> Entries from a dataset
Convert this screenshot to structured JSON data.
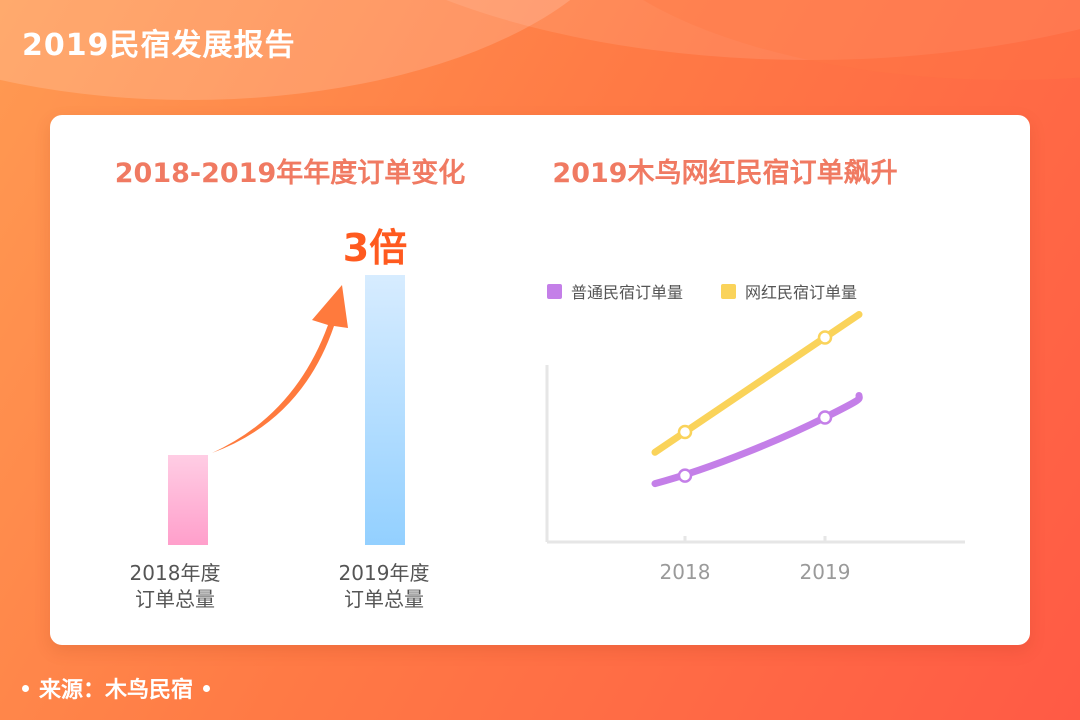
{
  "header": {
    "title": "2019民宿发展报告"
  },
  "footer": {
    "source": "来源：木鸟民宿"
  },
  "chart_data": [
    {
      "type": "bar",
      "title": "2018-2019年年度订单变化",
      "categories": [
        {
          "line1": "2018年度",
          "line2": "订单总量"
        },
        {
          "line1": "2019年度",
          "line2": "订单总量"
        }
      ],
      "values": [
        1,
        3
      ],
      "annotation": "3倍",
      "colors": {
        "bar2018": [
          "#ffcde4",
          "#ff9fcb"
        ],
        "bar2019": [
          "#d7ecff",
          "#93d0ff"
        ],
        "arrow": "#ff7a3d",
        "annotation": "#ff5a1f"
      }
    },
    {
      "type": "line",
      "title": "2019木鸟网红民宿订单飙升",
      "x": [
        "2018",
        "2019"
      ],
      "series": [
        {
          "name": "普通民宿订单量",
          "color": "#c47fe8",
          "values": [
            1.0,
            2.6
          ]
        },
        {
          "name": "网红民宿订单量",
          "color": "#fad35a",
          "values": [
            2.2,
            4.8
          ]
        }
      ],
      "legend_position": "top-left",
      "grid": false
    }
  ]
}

> Work to do
Print all the records again exactly; do not include any picture.

> Written reply
Convert this screenshot to structured JSON data.
{
  "header": {
    "title": "2019民宿发展报告"
  },
  "footer": {
    "source": "来源：木鸟民宿"
  },
  "chart_data": [
    {
      "type": "bar",
      "title": "2018-2019年年度订单变化",
      "categories": [
        {
          "line1": "2018年度",
          "line2": "订单总量"
        },
        {
          "line1": "2019年度",
          "line2": "订单总量"
        }
      ],
      "values": [
        1,
        3
      ],
      "annotation": "3倍",
      "colors": {
        "bar2018": [
          "#ffcde4",
          "#ff9fcb"
        ],
        "bar2019": [
          "#d7ecff",
          "#93d0ff"
        ],
        "arrow": "#ff7a3d",
        "annotation": "#ff5a1f"
      }
    },
    {
      "type": "line",
      "title": "2019木鸟网红民宿订单飙升",
      "x": [
        "2018",
        "2019"
      ],
      "series": [
        {
          "name": "普通民宿订单量",
          "color": "#c47fe8",
          "values": [
            1.0,
            2.6
          ]
        },
        {
          "name": "网红民宿订单量",
          "color": "#fad35a",
          "values": [
            2.2,
            4.8
          ]
        }
      ],
      "legend_position": "top-left",
      "grid": false
    }
  ]
}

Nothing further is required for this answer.